## Information given
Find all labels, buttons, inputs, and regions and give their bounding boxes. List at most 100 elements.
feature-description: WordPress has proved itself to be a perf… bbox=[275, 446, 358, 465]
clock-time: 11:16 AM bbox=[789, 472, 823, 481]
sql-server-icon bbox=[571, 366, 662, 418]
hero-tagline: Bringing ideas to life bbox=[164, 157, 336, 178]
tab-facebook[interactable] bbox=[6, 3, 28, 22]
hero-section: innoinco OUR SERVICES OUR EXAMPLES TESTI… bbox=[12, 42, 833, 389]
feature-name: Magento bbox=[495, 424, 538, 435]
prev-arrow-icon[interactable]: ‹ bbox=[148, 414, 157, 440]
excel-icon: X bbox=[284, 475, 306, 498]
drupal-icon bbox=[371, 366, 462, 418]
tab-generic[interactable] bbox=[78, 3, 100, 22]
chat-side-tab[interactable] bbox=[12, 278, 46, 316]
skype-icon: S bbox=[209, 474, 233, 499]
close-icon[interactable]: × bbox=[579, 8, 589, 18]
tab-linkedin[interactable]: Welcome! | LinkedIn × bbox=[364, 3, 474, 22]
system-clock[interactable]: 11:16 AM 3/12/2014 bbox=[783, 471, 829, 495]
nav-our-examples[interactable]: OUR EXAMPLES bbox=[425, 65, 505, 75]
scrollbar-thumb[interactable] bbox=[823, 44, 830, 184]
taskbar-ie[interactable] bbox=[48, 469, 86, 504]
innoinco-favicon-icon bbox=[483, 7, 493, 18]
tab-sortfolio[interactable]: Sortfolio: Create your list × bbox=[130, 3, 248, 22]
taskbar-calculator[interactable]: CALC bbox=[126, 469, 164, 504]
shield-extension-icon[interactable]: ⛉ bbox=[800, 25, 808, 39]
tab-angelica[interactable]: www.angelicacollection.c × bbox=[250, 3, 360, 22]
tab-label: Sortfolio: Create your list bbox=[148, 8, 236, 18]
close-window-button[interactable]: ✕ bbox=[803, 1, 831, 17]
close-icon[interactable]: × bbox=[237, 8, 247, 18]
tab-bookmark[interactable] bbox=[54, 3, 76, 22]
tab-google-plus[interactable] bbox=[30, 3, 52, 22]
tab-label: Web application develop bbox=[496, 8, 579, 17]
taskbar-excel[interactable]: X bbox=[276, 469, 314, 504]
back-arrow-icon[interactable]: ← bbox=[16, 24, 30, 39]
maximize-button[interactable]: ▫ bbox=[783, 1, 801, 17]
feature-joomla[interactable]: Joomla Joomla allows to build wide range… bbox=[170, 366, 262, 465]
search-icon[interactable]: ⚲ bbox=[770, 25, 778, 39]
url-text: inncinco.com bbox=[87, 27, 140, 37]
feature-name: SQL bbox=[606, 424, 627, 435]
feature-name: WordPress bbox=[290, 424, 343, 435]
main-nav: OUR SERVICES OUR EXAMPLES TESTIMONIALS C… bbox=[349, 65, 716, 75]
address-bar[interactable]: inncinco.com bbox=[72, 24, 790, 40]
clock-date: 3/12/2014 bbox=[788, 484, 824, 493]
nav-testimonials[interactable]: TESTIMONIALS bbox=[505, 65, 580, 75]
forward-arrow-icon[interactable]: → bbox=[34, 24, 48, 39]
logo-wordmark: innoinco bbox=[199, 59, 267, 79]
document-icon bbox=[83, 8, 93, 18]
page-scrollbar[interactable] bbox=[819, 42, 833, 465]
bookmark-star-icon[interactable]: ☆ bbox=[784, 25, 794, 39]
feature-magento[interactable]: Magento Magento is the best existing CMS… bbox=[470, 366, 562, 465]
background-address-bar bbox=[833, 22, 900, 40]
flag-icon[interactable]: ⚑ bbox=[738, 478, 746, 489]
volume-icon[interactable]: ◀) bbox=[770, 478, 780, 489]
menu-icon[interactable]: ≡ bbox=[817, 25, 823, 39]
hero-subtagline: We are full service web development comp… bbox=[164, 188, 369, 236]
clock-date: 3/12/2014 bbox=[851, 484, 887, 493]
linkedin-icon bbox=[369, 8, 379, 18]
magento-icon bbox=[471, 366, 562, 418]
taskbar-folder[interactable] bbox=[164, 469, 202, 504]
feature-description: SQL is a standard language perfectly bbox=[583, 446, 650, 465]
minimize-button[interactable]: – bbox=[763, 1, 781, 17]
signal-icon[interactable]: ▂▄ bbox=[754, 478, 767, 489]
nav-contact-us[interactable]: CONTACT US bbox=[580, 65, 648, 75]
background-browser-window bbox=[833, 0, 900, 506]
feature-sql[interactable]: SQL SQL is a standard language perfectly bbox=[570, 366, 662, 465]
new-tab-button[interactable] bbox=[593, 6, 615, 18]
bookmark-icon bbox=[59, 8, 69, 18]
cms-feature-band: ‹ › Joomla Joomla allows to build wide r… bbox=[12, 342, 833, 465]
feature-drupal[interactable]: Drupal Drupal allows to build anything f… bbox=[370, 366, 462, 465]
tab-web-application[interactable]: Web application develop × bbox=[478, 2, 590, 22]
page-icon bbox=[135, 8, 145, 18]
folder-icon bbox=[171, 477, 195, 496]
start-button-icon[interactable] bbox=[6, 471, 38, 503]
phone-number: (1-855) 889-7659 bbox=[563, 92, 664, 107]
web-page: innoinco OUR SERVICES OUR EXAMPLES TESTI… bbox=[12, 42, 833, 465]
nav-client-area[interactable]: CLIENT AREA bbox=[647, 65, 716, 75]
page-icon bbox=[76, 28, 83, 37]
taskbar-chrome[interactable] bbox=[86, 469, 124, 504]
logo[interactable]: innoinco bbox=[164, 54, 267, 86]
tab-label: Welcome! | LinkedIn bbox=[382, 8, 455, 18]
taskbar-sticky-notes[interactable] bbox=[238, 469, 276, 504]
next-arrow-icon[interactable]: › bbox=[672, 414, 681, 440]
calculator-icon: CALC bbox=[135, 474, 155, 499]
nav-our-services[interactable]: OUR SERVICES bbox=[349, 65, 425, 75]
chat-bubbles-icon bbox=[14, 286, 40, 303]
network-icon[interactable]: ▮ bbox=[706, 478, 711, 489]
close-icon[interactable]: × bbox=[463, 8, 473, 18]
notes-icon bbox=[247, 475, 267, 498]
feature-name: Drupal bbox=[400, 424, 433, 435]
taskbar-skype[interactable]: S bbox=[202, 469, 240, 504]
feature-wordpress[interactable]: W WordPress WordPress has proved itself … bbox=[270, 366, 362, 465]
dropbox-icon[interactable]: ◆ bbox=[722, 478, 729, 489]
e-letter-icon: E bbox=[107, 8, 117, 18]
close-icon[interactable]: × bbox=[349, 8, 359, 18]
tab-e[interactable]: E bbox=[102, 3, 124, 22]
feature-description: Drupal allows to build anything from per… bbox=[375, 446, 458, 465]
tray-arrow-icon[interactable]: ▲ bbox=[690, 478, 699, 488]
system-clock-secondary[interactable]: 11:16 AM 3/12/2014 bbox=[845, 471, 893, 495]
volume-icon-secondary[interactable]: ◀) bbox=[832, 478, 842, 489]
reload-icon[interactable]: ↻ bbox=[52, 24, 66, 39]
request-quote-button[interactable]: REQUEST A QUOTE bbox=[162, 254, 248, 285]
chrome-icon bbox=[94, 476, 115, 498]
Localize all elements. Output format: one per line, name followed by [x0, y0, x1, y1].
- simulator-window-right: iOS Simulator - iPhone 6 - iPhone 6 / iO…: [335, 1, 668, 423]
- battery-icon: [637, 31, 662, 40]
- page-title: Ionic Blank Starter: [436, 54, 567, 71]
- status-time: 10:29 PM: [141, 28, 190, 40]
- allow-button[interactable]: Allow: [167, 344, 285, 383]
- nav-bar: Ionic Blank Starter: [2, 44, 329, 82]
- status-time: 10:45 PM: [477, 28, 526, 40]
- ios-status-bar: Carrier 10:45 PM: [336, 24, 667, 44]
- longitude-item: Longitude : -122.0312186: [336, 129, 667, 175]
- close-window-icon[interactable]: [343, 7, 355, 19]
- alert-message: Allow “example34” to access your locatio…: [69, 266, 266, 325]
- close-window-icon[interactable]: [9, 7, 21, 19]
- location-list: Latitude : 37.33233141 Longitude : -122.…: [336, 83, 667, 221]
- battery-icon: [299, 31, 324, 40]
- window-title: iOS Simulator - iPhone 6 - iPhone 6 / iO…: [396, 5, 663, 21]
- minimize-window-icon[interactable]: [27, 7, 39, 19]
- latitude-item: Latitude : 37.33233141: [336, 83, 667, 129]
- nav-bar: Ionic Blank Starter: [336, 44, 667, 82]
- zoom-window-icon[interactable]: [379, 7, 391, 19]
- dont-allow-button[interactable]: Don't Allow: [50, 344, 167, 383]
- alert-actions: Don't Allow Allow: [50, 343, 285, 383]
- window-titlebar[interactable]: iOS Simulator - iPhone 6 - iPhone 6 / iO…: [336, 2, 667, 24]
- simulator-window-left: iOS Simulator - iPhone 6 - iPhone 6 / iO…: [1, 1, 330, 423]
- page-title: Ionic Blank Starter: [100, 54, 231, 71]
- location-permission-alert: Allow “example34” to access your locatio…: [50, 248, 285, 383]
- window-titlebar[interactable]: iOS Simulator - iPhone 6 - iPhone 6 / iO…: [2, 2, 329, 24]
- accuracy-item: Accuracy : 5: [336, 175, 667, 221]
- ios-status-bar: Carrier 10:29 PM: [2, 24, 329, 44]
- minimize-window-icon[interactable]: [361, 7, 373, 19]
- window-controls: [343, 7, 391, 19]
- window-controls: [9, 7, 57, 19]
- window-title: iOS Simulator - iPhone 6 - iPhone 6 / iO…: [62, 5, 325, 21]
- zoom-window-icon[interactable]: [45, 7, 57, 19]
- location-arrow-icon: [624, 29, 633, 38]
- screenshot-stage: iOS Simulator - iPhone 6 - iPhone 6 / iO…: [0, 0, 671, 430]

## Set problem
Filter the data above, keeping only the lines that contain the string "background". Matching is case-sensitive.

## Answer to this task
background-address-bar bbox=[833, 22, 900, 40]
background-browser-window bbox=[833, 0, 900, 506]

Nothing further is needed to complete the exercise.